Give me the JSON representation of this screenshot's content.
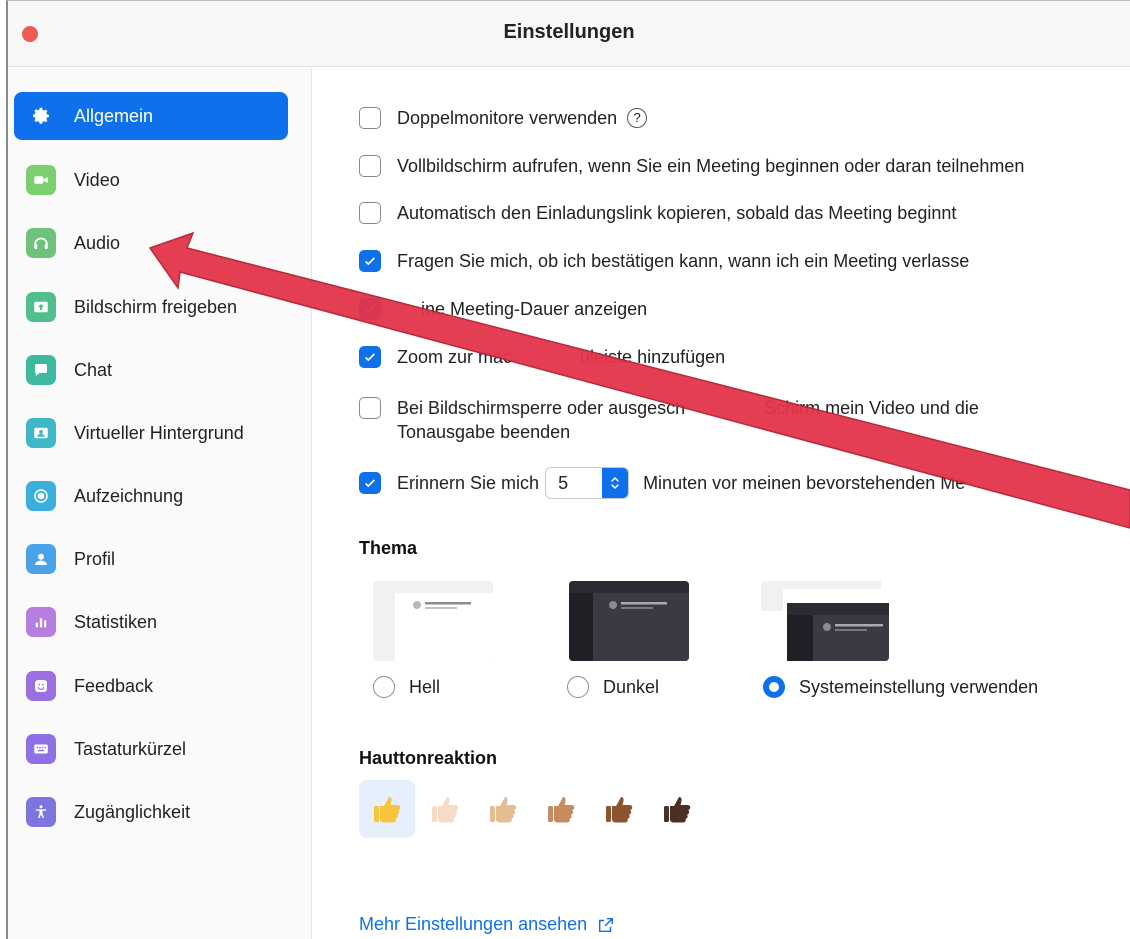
{
  "window": {
    "title": "Einstellungen"
  },
  "sidebar": {
    "items": [
      {
        "label": "Allgemein",
        "icon": "gear-icon",
        "color": "#ffffff"
      },
      {
        "label": "Video",
        "icon": "video-camera-icon",
        "color": "#7bcf6f"
      },
      {
        "label": "Audio",
        "icon": "headphones-icon",
        "color": "#6fc27a"
      },
      {
        "label": "Bildschirm freigeben",
        "icon": "share-screen-icon",
        "color": "#4fbf8d"
      },
      {
        "label": "Chat",
        "icon": "chat-icon",
        "color": "#3fb8a0"
      },
      {
        "label": "Virtueller Hintergrund",
        "icon": "virtual-background-icon",
        "color": "#3fb7c6"
      },
      {
        "label": "Aufzeichnung",
        "icon": "record-icon",
        "color": "#3aaedc"
      },
      {
        "label": "Profil",
        "icon": "profile-icon",
        "color": "#4aa3e8"
      },
      {
        "label": "Statistiken",
        "icon": "statistics-icon",
        "color": "#b67ee0"
      },
      {
        "label": "Feedback",
        "icon": "feedback-icon",
        "color": "#9b6fe0"
      },
      {
        "label": "Tastaturkürzel",
        "icon": "keyboard-icon",
        "color": "#8d6fe6"
      },
      {
        "label": "Zugänglichkeit",
        "icon": "accessibility-icon",
        "color": "#7d74e0"
      }
    ],
    "active_index": 0
  },
  "general": {
    "options": [
      {
        "label": "Doppelmonitore verwenden",
        "checked": false
      },
      {
        "label": "Vollbildschirm aufrufen, wenn Sie ein Meeting beginnen oder daran teilnehmen",
        "checked": false
      },
      {
        "label": "Automatisch den Einladungslink kopieren, sobald das Meeting beginnt",
        "checked": false
      },
      {
        "label": "Fragen Sie mich, ob ich bestätigen kann, wann ich ein Meeting verlasse",
        "checked": true
      },
      {
        "label": "ine Meeting-Dauer anzeigen",
        "checked": true
      },
      {
        "label_a": "Zoom zur mac",
        "label_b": "üleiste hinzufügen",
        "checked": true
      },
      {
        "label_a": "Bei Bildschirmsperre oder ausgesch",
        "label_b": "Schirm mein Video und die",
        "label_line2": "Tonausgabe beenden",
        "checked": false
      }
    ],
    "reminder": {
      "label_before": "Erinnern Sie mich",
      "minutes": "5",
      "label_after": "Minuten vor meinen bevorstehenden Me",
      "checked": true
    }
  },
  "theme": {
    "heading": "Thema",
    "options": [
      {
        "label": "Hell",
        "selected": false
      },
      {
        "label": "Dunkel",
        "selected": false
      },
      {
        "label": "Systemeinstellung verwenden",
        "selected": true
      }
    ]
  },
  "skin_tone": {
    "heading": "Hauttonreaktion",
    "tones": [
      "#f7c53c",
      "#f6dcc4",
      "#e4bd93",
      "#c68b5e",
      "#8d5430",
      "#4a2f25"
    ],
    "selected_index": 0
  },
  "footer": {
    "more_link": "Mehr Einstellungen ansehen"
  },
  "colors": {
    "accent": "#0e71eb",
    "annotation_arrow": "#e2344a"
  }
}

THE REQUEST:
Go through the listing above and locate each line that holds the word "verwenden". Copy those lines.

EXPECTED ANSWER:
        "label": "Doppelmonitore verwenden",
        "label": "Systemeinstellung verwenden",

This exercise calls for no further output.